>> Start

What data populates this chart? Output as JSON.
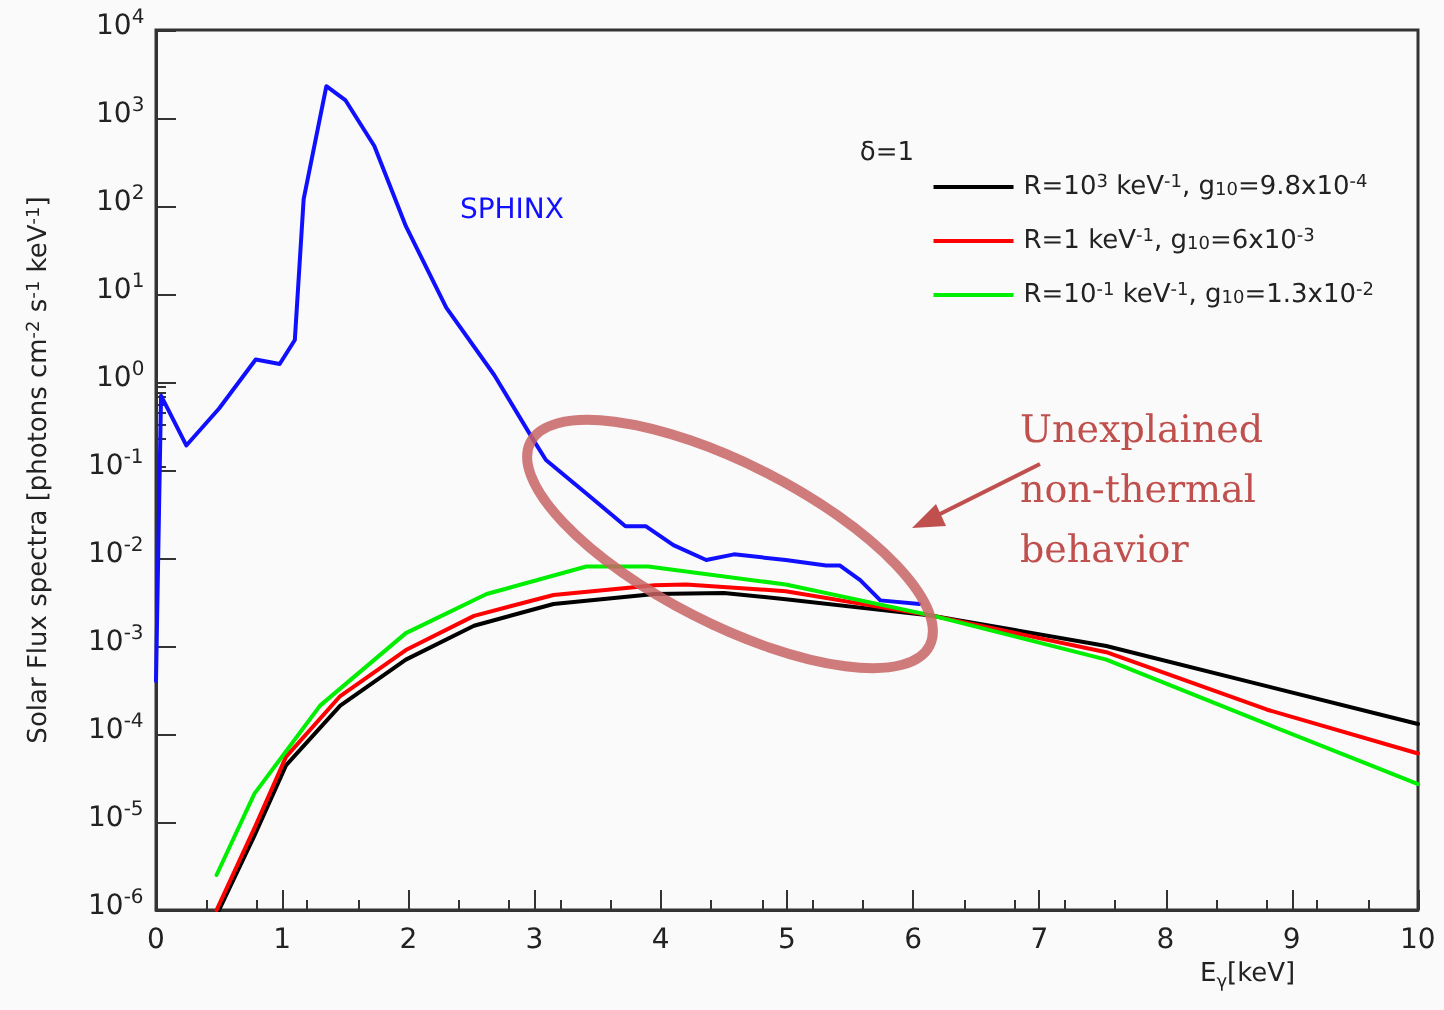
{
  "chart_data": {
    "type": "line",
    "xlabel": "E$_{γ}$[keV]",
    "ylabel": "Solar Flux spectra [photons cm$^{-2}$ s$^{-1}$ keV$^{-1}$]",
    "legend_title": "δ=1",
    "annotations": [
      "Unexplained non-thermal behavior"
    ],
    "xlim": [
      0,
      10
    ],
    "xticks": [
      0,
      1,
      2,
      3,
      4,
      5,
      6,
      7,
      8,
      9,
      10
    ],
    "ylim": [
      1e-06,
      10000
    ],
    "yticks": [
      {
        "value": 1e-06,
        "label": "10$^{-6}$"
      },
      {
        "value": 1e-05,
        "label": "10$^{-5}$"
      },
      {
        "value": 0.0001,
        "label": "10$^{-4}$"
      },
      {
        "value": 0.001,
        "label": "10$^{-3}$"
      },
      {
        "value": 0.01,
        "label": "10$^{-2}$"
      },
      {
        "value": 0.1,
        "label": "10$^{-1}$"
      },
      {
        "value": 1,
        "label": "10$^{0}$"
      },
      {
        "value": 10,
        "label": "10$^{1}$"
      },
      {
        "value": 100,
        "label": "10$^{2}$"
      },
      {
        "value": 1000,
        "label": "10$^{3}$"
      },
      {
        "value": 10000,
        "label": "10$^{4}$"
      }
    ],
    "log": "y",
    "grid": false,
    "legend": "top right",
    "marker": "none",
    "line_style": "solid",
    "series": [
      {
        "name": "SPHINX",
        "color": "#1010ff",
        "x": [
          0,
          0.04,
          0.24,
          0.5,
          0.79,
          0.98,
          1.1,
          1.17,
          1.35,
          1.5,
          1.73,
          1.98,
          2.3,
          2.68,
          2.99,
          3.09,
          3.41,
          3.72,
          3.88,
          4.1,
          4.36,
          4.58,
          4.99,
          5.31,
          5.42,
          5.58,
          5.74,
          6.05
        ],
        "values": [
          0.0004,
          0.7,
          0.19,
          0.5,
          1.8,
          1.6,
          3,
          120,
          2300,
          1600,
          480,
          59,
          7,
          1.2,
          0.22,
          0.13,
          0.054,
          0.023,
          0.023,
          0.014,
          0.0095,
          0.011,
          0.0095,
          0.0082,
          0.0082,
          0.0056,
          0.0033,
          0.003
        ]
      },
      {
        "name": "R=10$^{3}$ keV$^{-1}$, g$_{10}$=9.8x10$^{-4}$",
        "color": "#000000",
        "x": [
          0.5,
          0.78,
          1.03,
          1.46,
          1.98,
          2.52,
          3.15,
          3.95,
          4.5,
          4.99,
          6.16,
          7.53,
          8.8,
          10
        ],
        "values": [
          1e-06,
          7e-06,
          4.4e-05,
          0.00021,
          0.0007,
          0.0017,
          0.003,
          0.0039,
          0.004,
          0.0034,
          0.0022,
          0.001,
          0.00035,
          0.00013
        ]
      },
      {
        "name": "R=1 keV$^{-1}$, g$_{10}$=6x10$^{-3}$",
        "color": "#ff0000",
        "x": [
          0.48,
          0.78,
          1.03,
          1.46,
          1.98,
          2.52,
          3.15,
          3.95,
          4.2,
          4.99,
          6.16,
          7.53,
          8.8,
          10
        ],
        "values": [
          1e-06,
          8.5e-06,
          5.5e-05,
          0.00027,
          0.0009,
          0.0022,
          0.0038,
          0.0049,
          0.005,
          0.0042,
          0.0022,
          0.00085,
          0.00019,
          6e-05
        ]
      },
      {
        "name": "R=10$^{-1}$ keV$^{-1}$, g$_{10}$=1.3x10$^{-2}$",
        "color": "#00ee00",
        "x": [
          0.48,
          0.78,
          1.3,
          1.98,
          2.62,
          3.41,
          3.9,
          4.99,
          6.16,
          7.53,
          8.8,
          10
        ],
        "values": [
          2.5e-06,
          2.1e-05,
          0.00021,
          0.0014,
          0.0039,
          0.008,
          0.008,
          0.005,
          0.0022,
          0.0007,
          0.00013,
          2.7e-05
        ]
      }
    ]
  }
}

>> End
>> Start

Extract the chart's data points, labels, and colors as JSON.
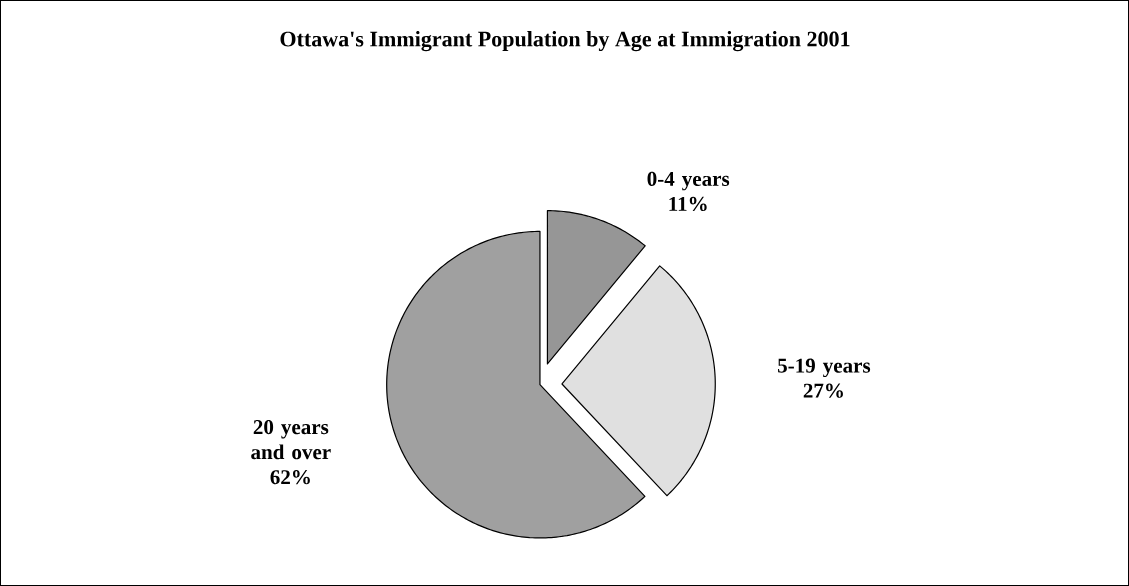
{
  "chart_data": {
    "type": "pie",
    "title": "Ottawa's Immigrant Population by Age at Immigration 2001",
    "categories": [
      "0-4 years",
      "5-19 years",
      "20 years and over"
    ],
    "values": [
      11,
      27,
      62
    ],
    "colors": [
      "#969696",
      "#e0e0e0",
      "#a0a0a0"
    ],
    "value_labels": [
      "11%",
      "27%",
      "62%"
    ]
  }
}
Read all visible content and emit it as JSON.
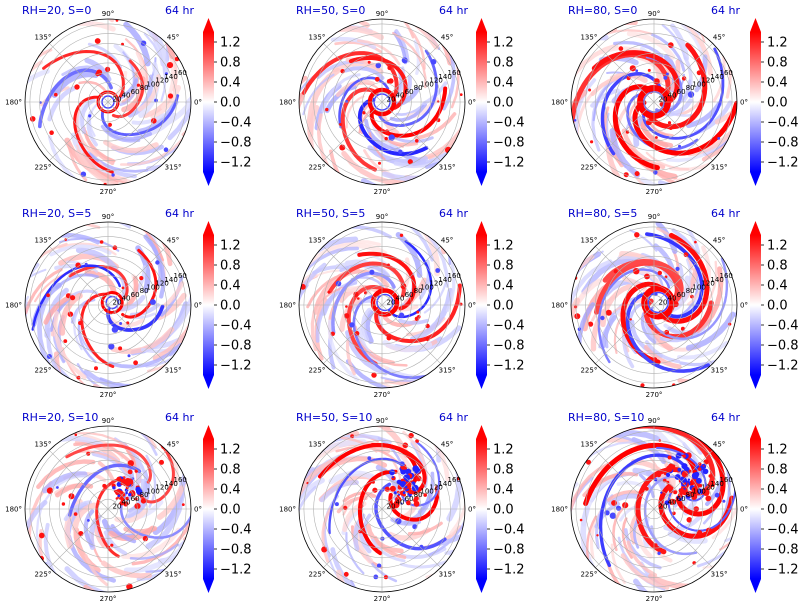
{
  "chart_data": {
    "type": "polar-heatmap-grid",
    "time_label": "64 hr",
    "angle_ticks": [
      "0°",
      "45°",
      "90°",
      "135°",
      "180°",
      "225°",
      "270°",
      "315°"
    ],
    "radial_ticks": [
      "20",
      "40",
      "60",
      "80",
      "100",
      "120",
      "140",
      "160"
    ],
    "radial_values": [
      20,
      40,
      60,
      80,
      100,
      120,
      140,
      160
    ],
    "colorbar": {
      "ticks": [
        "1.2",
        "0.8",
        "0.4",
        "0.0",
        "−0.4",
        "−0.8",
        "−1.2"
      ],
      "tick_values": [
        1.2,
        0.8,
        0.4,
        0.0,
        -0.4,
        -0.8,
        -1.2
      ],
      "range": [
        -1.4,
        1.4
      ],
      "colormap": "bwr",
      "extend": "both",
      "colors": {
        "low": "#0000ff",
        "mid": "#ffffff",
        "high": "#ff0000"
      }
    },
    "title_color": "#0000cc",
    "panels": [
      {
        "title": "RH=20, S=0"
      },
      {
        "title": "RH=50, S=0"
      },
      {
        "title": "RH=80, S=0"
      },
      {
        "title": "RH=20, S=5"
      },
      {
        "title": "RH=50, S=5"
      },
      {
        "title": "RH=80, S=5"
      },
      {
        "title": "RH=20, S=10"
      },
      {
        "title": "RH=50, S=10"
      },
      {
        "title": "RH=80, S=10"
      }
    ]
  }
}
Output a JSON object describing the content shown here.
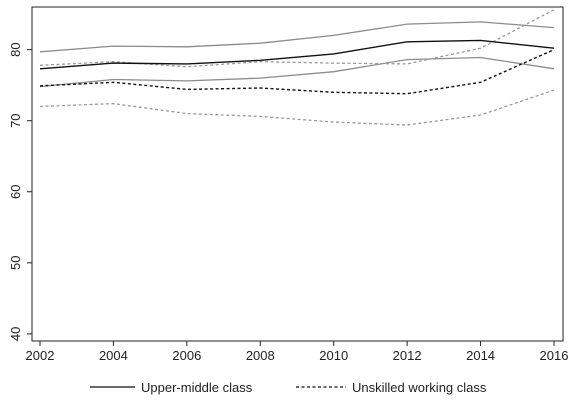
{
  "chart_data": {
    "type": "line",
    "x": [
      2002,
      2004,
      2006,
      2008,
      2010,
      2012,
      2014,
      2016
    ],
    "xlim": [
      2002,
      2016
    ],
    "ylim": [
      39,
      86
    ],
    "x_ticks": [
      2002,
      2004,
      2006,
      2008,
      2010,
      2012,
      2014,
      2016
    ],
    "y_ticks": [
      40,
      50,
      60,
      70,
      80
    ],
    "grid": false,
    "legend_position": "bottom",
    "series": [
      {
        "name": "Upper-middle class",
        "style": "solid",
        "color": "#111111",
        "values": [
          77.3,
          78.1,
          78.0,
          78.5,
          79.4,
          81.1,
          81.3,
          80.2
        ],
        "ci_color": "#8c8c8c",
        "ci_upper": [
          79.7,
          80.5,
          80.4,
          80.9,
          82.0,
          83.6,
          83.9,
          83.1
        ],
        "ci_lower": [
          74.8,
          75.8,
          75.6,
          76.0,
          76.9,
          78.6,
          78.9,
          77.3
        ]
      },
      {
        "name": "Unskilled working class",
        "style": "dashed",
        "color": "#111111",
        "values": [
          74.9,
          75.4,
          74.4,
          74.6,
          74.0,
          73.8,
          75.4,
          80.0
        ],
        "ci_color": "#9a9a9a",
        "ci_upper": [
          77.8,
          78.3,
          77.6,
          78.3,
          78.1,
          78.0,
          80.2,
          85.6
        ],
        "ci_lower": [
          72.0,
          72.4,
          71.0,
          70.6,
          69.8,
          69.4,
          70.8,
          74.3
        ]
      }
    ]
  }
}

>> End

▶ _Short exercise_:
Go through the material above and count the lines that include "type". Give the number alone.

▶ _Response to the exercise_:
4